• Stated task
Consider the data that follows and state how many lines contain the string "Magic", using the number alone.

• Data records
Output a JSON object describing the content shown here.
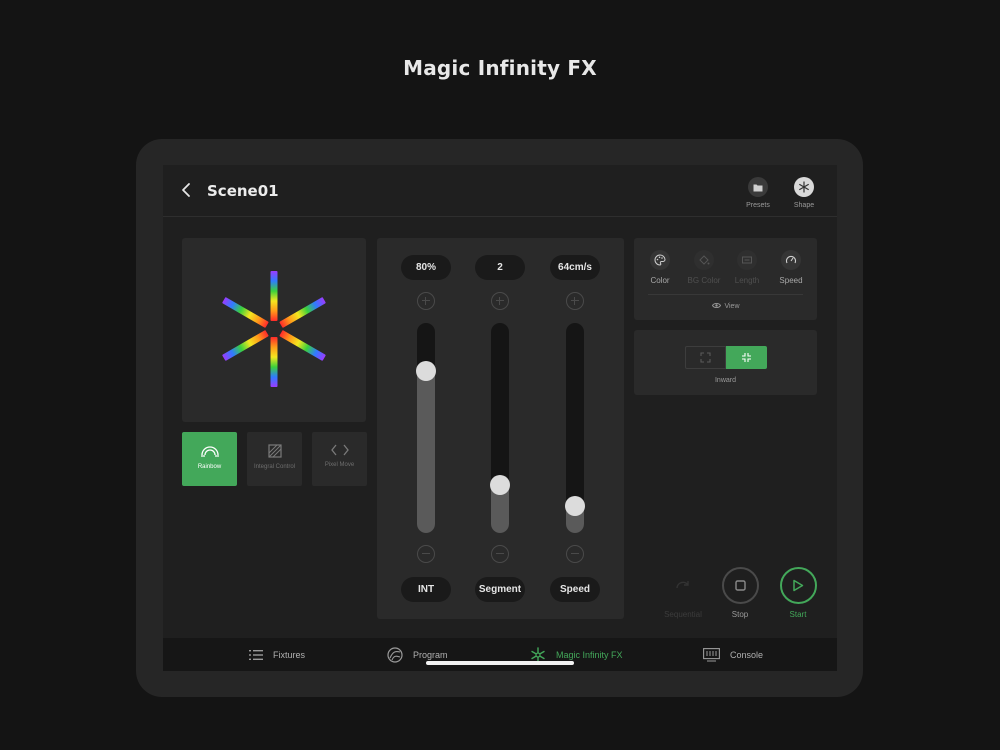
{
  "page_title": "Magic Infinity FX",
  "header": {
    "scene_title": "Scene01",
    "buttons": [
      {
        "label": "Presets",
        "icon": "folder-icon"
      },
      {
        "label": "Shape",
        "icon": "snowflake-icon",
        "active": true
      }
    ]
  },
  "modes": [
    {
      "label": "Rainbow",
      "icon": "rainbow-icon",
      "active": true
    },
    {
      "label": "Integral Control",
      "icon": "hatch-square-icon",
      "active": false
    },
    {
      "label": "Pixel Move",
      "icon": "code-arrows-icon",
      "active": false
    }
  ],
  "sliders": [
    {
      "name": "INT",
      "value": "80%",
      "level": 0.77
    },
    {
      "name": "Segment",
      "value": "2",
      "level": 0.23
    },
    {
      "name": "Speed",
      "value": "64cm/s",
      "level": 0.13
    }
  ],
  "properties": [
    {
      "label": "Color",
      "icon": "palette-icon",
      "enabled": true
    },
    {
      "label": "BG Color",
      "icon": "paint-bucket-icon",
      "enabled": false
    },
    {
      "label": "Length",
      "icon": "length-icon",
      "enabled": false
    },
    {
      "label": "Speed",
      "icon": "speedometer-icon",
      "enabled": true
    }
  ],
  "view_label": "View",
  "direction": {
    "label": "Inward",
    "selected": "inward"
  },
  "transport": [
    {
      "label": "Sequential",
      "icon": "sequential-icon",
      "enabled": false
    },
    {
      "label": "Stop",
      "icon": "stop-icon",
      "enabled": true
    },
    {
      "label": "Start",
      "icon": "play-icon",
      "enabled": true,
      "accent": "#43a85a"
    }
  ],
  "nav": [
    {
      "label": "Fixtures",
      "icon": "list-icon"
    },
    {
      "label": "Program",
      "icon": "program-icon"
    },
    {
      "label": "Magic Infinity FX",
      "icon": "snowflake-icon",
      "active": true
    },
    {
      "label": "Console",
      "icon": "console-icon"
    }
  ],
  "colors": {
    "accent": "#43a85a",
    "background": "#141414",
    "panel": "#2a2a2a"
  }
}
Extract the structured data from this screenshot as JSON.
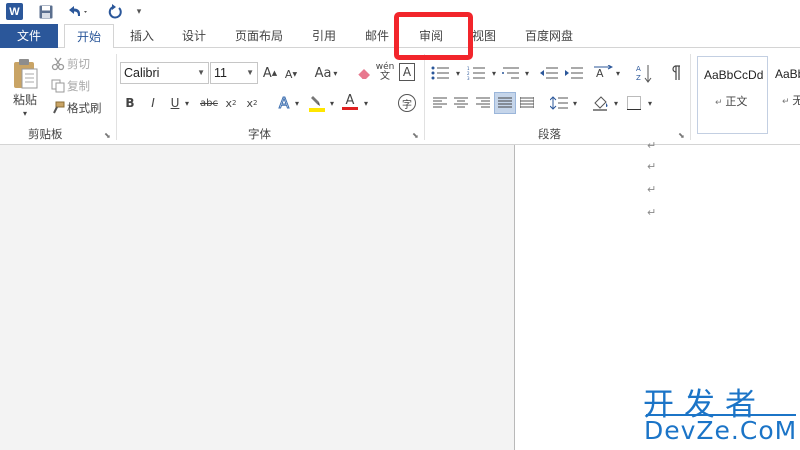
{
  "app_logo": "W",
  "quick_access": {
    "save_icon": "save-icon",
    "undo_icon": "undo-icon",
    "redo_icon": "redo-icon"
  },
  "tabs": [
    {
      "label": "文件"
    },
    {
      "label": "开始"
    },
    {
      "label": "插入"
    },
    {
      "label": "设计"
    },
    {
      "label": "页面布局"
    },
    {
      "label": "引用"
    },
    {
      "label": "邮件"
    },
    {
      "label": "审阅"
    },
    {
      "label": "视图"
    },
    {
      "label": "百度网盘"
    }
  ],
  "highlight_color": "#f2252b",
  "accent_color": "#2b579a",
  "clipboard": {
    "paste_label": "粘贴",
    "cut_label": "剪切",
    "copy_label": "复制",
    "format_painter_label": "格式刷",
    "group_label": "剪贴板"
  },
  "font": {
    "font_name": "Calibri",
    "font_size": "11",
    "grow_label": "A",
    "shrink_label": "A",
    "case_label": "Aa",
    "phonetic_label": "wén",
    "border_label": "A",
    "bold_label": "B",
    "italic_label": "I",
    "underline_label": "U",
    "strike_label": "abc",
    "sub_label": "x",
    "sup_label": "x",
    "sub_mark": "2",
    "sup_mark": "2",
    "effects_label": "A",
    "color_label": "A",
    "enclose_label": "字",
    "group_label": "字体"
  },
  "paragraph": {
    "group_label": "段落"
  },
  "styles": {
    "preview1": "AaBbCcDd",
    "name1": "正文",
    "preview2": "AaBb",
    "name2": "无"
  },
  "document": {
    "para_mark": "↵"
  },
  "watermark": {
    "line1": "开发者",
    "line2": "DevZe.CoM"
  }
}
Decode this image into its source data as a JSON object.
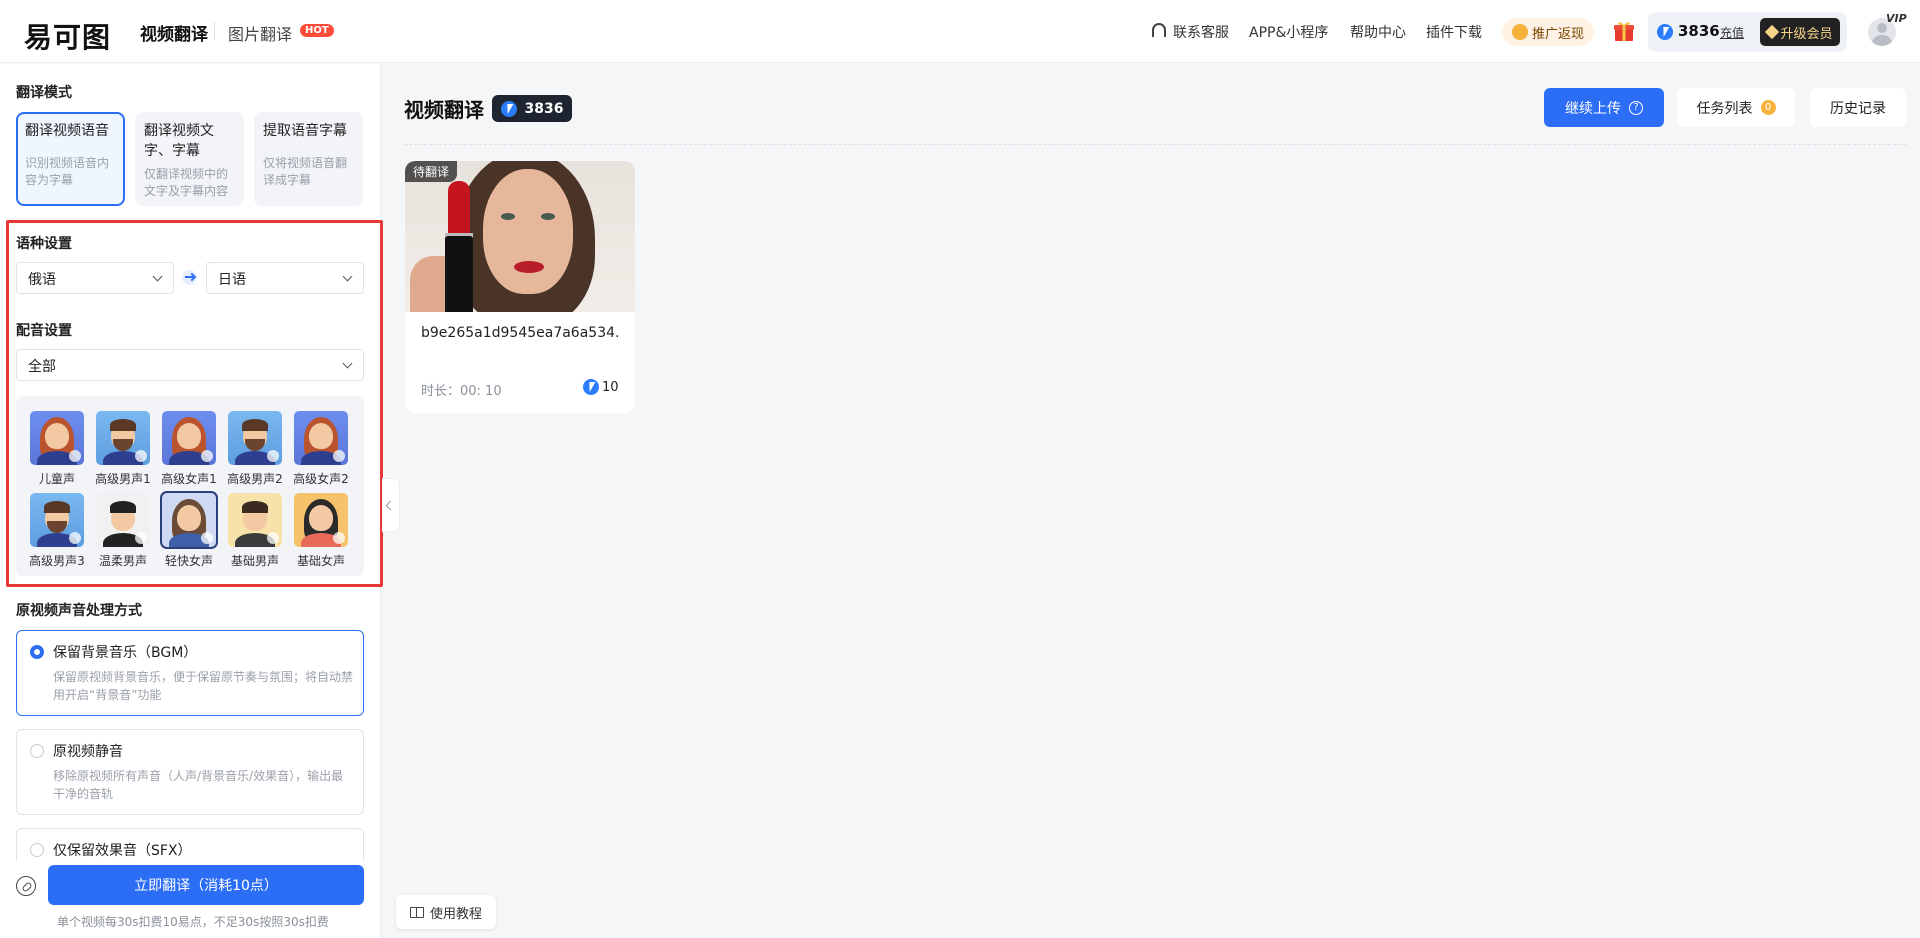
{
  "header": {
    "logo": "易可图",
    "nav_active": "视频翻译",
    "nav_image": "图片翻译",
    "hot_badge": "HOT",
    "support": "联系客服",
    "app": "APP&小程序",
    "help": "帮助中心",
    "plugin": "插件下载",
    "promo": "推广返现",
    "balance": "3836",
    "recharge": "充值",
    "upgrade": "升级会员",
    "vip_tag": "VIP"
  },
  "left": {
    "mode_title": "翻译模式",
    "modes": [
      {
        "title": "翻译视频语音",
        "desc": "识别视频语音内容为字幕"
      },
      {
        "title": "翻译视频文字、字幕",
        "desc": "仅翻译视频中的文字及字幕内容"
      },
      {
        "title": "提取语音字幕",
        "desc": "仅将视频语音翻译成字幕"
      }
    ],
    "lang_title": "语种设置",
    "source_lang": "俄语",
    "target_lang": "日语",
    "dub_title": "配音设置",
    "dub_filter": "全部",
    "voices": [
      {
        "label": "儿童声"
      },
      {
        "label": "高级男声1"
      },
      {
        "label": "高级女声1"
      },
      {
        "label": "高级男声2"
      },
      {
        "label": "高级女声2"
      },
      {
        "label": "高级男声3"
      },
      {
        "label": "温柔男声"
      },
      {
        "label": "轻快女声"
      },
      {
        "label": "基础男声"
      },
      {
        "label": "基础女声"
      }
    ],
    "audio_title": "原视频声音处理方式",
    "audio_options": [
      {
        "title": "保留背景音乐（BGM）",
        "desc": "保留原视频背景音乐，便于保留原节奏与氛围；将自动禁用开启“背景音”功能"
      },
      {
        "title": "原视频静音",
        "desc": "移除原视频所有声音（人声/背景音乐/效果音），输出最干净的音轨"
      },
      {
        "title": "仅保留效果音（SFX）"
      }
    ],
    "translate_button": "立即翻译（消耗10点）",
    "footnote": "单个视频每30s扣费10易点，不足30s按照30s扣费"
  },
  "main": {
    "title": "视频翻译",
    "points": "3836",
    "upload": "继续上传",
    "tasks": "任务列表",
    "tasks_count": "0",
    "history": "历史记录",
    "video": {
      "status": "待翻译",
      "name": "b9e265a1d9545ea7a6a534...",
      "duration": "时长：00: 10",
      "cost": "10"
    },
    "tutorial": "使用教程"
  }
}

• Expected answer
2